Task details:
Write out the entire listing below exactly, with the pictures left out.

Provided records:
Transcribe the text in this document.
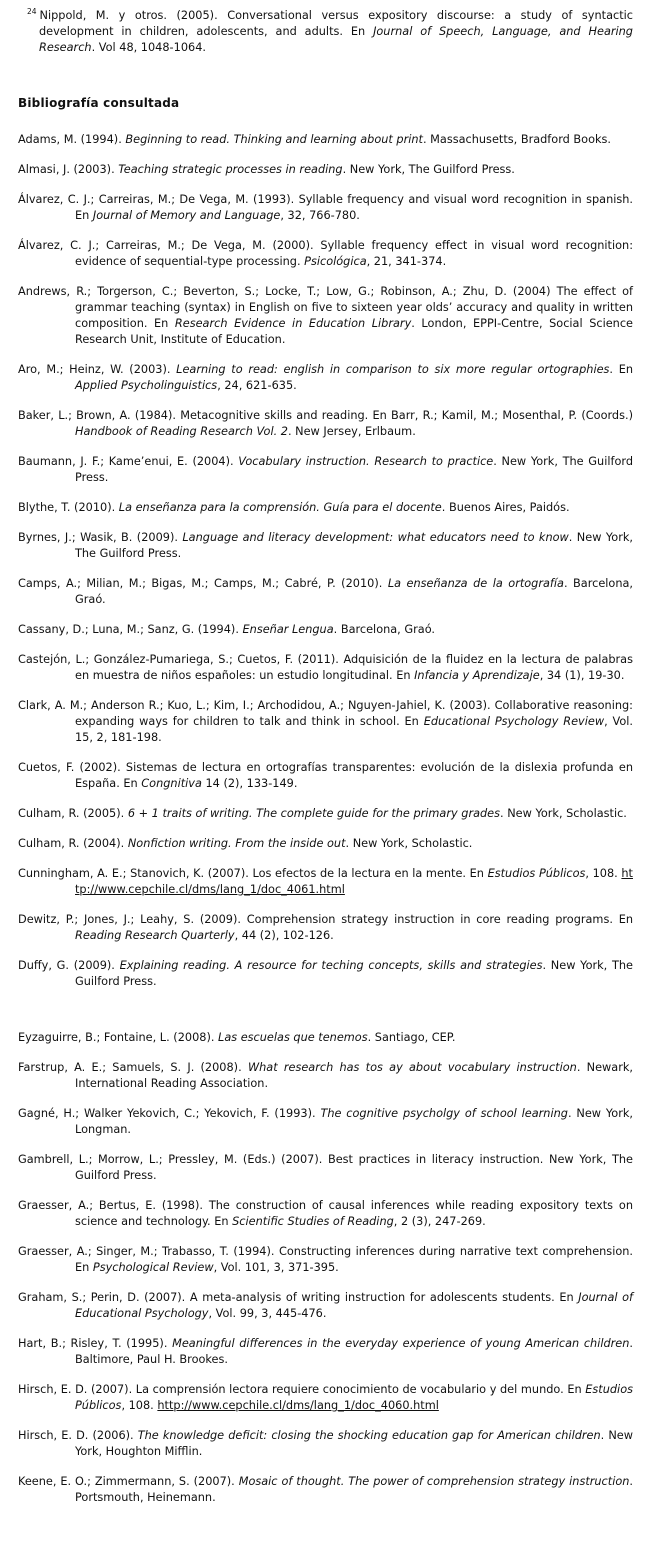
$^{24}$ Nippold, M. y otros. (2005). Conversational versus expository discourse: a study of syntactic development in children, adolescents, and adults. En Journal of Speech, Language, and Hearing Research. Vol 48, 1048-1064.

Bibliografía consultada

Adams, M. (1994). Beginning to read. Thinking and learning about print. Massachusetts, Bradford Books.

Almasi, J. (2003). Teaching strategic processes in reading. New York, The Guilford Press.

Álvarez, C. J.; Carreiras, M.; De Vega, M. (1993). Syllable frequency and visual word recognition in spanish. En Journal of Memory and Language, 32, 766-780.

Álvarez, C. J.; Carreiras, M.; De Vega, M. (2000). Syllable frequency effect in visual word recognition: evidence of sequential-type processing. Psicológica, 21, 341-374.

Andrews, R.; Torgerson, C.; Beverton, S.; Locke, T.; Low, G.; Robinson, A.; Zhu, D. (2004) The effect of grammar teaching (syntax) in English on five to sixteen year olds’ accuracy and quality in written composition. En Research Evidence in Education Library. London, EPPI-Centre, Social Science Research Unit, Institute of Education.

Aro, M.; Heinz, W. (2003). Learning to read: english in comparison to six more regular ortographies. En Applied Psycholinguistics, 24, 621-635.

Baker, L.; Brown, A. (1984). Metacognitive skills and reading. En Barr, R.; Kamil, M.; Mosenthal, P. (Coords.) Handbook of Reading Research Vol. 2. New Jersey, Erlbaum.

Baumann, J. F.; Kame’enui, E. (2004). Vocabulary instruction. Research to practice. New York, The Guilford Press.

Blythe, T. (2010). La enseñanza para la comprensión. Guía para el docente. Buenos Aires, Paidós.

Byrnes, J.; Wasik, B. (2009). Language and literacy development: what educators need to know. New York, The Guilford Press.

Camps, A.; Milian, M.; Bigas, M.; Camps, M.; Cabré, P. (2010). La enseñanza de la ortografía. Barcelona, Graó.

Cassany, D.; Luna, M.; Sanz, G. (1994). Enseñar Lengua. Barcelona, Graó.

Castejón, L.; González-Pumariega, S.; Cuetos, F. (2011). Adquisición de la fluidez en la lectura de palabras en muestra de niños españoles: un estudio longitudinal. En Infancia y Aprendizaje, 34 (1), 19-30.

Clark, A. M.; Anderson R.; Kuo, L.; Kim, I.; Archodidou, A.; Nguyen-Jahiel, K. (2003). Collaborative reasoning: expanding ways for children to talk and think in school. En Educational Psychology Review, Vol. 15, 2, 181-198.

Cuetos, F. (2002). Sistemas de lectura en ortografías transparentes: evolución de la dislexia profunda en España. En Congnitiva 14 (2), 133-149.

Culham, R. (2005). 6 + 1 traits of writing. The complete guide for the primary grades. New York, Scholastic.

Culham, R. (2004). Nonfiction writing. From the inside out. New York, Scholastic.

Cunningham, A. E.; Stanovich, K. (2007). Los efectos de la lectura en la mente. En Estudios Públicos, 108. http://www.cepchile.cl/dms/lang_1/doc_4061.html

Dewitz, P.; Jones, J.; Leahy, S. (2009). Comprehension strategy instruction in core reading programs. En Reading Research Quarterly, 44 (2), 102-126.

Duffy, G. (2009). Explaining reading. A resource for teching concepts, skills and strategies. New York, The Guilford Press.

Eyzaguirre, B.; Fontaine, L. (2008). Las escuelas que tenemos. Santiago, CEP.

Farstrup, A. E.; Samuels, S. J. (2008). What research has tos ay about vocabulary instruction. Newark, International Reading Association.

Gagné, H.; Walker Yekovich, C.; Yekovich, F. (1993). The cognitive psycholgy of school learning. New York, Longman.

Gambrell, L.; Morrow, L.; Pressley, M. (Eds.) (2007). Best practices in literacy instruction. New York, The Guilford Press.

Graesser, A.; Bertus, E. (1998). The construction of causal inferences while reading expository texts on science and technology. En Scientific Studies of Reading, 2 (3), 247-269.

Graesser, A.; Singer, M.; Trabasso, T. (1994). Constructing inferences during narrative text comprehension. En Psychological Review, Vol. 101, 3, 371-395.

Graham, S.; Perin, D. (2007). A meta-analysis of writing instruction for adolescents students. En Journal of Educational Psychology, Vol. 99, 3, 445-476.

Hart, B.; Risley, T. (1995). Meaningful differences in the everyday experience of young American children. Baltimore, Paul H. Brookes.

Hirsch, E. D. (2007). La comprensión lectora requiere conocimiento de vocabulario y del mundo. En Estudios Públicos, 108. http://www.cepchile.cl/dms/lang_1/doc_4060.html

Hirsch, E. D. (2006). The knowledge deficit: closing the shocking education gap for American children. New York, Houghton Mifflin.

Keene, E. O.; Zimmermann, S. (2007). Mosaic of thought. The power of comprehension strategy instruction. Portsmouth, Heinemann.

Task response:
Transcribe the text in this document.
$^{24}$ Nippold, M. y otros. (2005). Conversational versus expository discourse: a study of syntactic development in children, adolescents, and adults. En Journal of Speech, Language, and Hearing Research. Vol 48, 1048-1064.

Bibliografía consultada

Adams, M. (1994). Beginning to read. Thinking and learning about print. Massachusetts, Bradford Books.

Almasi, J. (2003). Teaching strategic processes in reading. New York, The Guilford Press.

Álvarez, C. J.; Carreiras, M.; De Vega, M. (1993). Syllable frequency and visual word recognition in spanish. En Journal of Memory and Language, 32, 766-780.

Álvarez, C. J.; Carreiras, M.; De Vega, M. (2000). Syllable frequency effect in visual word recognition: evidence of sequential-type processing. Psicológica, 21, 341-374.

Andrews, R.; Torgerson, C.; Beverton, S.; Locke, T.; Low, G.; Robinson, A.; Zhu, D. (2004) The effect of grammar teaching (syntax) in English on five to sixteen year olds’ accuracy and quality in written composition. En Research Evidence in Education Library. London, EPPI-Centre, Social Science Research Unit, Institute of Education.

Aro, M.; Heinz, W. (2003). Learning to read: english in comparison to six more regular ortographies. En Applied Psycholinguistics, 24, 621-635.

Baker, L.; Brown, A. (1984). Metacognitive skills and reading. En Barr, R.; Kamil, M.; Mosenthal, P. (Coords.) Handbook of Reading Research Vol. 2. New Jersey, Erlbaum.

Baumann, J. F.; Kame’enui, E. (2004). Vocabulary instruction. Research to practice. New York, The Guilford Press.

Blythe, T. (2010). La enseñanza para la comprensión. Guía para el docente. Buenos Aires, Paidós.

Byrnes, J.; Wasik, B. (2009). Language and literacy development: what educators need to know. New York, The Guilford Press.

Camps, A.; Milian, M.; Bigas, M.; Camps, M.; Cabré, P. (2010). La enseñanza de la ortografía. Barcelona, Graó.

Cassany, D.; Luna, M.; Sanz, G. (1994). Enseñar Lengua. Barcelona, Graó.

Castejón, L.; González-Pumariega, S.; Cuetos, F. (2011). Adquisición de la fluidez en la lectura de palabras en muestra de niños españoles: un estudio longitudinal. En Infancia y Aprendizaje, 34 (1), 19-30.

Clark, A. M.; Anderson R.; Kuo, L.; Kim, I.; Archodidou, A.; Nguyen-Jahiel, K. (2003). Collaborative reasoning: expanding ways for children to talk and think in school. En Educational Psychology Review, Vol. 15, 2, 181-198.

Cuetos, F. (2002). Sistemas de lectura en ortografías transparentes: evolución de la dislexia profunda en España. En Congnitiva 14 (2), 133-149.

Culham, R. (2005). 6 + 1 traits of writing. The complete guide for the primary grades. New York, Scholastic.

Culham, R. (2004). Nonfiction writing. From the inside out. New York, Scholastic.

Cunningham, A. E.; Stanovich, K. (2007). Los efectos de la lectura en la mente. En Estudios Públicos, 108. http://www.cepchile.cl/dms/lang_1/doc_4061.html

Dewitz, P.; Jones, J.; Leahy, S. (2009). Comprehension strategy instruction in core reading programs. En Reading Research Quarterly, 44 (2), 102-126.

Duffy, G. (2009). Explaining reading. A resource for teching concepts, skills and strategies. New York, The Guilford Press.

Eyzaguirre, B.; Fontaine, L. (2008). Las escuelas que tenemos. Santiago, CEP.

Farstrup, A. E.; Samuels, S. J. (2008). What research has tos ay about vocabulary instruction. Newark, International Reading Association.

Gagné, H.; Walker Yekovich, C.; Yekovich, F. (1993). The cognitive psycholgy of school learning. New York, Longman.

Gambrell, L.; Morrow, L.; Pressley, M. (Eds.) (2007). Best practices in literacy instruction. New York, The Guilford Press.

Graesser, A.; Bertus, E. (1998). The construction of causal inferences while reading expository texts on science and technology. En Scientific Studies of Reading, 2 (3), 247-269.

Graesser, A.; Singer, M.; Trabasso, T. (1994). Constructing inferences during narrative text comprehension. En Psychological Review, Vol. 101, 3, 371-395.

Graham, S.; Perin, D. (2007). A meta-analysis of writing instruction for adolescents students. En Journal of Educational Psychology, Vol. 99, 3, 445-476.

Hart, B.; Risley, T. (1995). Meaningful differences in the everyday experience of young American children. Baltimore, Paul H. Brookes.

Hirsch, E. D. (2007). La comprensión lectora requiere conocimiento de vocabulario y del mundo. En Estudios Públicos, 108. http://www.cepchile.cl/dms/lang_1/doc_4060.html

Hirsch, E. D. (2006). The knowledge deficit: closing the shocking education gap for American children. New York, Houghton Mifflin.

Keene, E. O.; Zimmermann, S. (2007). Mosaic of thought. The power of comprehension strategy instruction. Portsmouth, Heinemann.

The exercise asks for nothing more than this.